[SELECTED TEXT — start]

As described on the UN’s website, “this global conference brought together political leaders, diplomats, scientists, representatives of the media and NGOs from 179 countries for a massive effort to focus on the impact of human socio-economic activities on the environment. A 'Global Forum' of NGOs was also held in Rio de Janeiro at the same time, bringing together an unprecedented number of NGO representatives, who presented their vision of the world's future about the environment and socio-economic development”.

Two of the many great achievements of the “Earth Summit“ were the Rio Declaration and its 27 universal principles and the UN Framework Convention on Climate Change, which has hosted the Conference of Parties (COP) for the past 27 years.

As a Brazilian girl breathing in the excitement of that convention, the first in which climate change was acknowledged to be a global concern, I was taken by the certainty that my generation would lead the environmental change as we had the information that the previous generations lacked to achieve sustainable development. Thirty years later, I entered COP27, voicing the same concerns that I had in 1992 and still fighting for change.

[SELECTED TEXT — finish]
[EXTRACTED INFORMATION — start]

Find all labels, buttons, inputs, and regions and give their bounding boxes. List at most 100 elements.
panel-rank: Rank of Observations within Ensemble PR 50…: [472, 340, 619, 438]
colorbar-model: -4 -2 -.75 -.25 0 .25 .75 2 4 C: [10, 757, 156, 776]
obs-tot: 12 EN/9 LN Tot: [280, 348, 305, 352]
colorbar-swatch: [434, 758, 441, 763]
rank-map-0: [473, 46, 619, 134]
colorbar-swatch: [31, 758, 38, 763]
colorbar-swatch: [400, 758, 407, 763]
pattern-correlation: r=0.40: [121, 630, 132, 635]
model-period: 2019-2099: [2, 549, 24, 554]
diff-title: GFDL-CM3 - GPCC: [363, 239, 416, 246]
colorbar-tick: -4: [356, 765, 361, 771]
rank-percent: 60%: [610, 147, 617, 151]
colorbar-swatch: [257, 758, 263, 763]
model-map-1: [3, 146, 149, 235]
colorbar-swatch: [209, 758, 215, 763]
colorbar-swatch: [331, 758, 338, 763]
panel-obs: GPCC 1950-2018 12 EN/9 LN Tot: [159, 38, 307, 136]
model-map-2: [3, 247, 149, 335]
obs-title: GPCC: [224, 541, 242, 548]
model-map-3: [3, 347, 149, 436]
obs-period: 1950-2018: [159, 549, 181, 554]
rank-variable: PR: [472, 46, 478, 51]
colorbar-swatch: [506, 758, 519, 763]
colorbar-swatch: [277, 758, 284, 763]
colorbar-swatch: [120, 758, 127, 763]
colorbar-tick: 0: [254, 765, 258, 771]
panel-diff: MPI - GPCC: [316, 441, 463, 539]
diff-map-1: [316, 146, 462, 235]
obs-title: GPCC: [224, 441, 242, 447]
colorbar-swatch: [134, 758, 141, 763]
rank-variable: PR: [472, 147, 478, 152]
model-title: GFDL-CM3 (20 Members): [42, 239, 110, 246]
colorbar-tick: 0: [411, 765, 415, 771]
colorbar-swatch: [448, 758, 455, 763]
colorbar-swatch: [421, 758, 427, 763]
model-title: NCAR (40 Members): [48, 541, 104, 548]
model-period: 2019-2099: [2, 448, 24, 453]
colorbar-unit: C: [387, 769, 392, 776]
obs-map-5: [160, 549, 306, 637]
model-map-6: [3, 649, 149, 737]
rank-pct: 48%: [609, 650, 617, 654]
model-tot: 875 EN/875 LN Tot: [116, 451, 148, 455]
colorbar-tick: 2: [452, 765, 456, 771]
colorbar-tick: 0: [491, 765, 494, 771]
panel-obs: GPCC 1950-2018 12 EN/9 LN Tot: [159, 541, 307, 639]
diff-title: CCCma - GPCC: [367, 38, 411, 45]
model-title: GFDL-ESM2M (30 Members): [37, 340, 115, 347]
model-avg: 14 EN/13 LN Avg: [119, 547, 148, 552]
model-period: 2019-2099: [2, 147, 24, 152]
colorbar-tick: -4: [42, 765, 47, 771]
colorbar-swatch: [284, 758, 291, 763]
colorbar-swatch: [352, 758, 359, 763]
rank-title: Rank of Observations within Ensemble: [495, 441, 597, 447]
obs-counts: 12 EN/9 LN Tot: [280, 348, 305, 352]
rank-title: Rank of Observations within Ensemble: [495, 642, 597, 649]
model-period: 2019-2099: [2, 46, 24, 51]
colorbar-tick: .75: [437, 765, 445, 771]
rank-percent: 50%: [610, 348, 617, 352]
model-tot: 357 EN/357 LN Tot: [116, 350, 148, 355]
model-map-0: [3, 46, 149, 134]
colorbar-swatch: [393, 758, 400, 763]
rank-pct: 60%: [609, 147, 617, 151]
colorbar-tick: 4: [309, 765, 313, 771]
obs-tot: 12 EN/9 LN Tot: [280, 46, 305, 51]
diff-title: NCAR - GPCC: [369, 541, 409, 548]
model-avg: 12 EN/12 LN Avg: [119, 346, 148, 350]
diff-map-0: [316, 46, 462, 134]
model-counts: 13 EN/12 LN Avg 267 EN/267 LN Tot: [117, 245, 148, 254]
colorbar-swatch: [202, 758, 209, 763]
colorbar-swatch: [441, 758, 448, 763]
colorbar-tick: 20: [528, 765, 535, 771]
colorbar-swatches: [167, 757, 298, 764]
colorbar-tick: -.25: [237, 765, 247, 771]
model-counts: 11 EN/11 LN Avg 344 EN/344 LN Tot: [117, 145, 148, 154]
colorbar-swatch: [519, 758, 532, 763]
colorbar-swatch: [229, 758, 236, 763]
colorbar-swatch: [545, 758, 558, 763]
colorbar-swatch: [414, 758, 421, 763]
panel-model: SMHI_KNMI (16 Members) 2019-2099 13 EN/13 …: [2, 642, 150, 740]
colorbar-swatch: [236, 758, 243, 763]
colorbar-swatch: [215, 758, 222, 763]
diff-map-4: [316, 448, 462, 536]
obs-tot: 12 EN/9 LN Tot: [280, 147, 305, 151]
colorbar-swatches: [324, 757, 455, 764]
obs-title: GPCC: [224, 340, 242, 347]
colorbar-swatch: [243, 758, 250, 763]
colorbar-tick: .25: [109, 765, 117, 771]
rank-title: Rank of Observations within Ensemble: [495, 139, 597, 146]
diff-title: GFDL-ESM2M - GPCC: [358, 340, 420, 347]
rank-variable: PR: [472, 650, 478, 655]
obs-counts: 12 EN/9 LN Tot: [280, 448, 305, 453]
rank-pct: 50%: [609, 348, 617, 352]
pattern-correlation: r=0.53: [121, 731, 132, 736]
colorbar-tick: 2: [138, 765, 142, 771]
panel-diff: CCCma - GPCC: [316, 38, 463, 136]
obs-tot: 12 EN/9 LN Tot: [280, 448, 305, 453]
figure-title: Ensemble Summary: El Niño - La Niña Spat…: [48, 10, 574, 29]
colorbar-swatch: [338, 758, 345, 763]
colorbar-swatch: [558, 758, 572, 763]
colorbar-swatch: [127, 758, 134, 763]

[EXTRACTED INFORMATION — finish]

### EXERCISE OBJECTIVE
According to the Earth Summit passage, how many countries sent participants to the global conference?

### ANSWER BOX
179 countries.